-- Begin Data provided --
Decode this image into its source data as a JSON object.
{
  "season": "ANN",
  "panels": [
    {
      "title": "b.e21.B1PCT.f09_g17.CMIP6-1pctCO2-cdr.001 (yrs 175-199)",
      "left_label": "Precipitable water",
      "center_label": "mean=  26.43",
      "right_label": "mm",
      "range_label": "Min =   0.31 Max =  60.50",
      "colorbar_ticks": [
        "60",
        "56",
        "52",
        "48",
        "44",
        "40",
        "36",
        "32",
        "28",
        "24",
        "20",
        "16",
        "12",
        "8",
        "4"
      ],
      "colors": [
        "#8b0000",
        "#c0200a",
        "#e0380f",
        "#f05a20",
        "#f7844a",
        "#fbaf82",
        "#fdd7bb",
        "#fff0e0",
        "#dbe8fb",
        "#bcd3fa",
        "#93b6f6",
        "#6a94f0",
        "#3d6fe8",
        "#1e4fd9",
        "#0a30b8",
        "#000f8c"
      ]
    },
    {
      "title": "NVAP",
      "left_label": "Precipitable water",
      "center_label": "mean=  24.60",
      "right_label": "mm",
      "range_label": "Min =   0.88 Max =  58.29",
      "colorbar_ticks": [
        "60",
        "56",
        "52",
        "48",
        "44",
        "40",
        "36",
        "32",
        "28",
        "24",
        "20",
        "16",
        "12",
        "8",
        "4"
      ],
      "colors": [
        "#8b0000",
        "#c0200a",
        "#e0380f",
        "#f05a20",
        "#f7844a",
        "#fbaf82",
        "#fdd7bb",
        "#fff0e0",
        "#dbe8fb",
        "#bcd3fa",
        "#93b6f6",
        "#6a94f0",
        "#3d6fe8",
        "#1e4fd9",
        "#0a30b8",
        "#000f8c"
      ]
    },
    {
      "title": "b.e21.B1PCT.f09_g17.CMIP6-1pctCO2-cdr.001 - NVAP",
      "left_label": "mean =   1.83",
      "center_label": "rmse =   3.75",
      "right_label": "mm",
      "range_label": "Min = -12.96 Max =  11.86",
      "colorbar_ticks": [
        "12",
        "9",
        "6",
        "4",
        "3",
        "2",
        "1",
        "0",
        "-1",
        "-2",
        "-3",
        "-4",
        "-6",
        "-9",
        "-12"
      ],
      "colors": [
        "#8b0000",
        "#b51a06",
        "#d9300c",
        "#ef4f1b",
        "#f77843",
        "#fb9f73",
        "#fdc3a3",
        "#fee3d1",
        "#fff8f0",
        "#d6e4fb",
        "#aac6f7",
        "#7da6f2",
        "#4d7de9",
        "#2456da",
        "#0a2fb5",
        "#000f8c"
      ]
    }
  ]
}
-- End Data provided --
Directions:
Once more, set down the full listing, verbatim.

The response:
Decode this image into its source data as a JSON object.
{
  "season": "ANN",
  "panels": [
    {
      "title": "b.e21.B1PCT.f09_g17.CMIP6-1pctCO2-cdr.001 (yrs 175-199)",
      "left_label": "Precipitable water",
      "center_label": "mean=  26.43",
      "right_label": "mm",
      "range_label": "Min =   0.31 Max =  60.50",
      "colorbar_ticks": [
        "60",
        "56",
        "52",
        "48",
        "44",
        "40",
        "36",
        "32",
        "28",
        "24",
        "20",
        "16",
        "12",
        "8",
        "4"
      ],
      "colors": [
        "#8b0000",
        "#c0200a",
        "#e0380f",
        "#f05a20",
        "#f7844a",
        "#fbaf82",
        "#fdd7bb",
        "#fff0e0",
        "#dbe8fb",
        "#bcd3fa",
        "#93b6f6",
        "#6a94f0",
        "#3d6fe8",
        "#1e4fd9",
        "#0a30b8",
        "#000f8c"
      ]
    },
    {
      "title": "NVAP",
      "left_label": "Precipitable water",
      "center_label": "mean=  24.60",
      "right_label": "mm",
      "range_label": "Min =   0.88 Max =  58.29",
      "colorbar_ticks": [
        "60",
        "56",
        "52",
        "48",
        "44",
        "40",
        "36",
        "32",
        "28",
        "24",
        "20",
        "16",
        "12",
        "8",
        "4"
      ],
      "colors": [
        "#8b0000",
        "#c0200a",
        "#e0380f",
        "#f05a20",
        "#f7844a",
        "#fbaf82",
        "#fdd7bb",
        "#fff0e0",
        "#dbe8fb",
        "#bcd3fa",
        "#93b6f6",
        "#6a94f0",
        "#3d6fe8",
        "#1e4fd9",
        "#0a30b8",
        "#000f8c"
      ]
    },
    {
      "title": "b.e21.B1PCT.f09_g17.CMIP6-1pctCO2-cdr.001 - NVAP",
      "left_label": "mean =   1.83",
      "center_label": "rmse =   3.75",
      "right_label": "mm",
      "range_label": "Min = -12.96 Max =  11.86",
      "colorbar_ticks": [
        "12",
        "9",
        "6",
        "4",
        "3",
        "2",
        "1",
        "0",
        "-1",
        "-2",
        "-3",
        "-4",
        "-6",
        "-9",
        "-12"
      ],
      "colors": [
        "#8b0000",
        "#b51a06",
        "#d9300c",
        "#ef4f1b",
        "#f77843",
        "#fb9f73",
        "#fdc3a3",
        "#fee3d1",
        "#fff8f0",
        "#d6e4fb",
        "#aac6f7",
        "#7da6f2",
        "#4d7de9",
        "#2456da",
        "#0a2fb5",
        "#000f8c"
      ]
    }
  ]
}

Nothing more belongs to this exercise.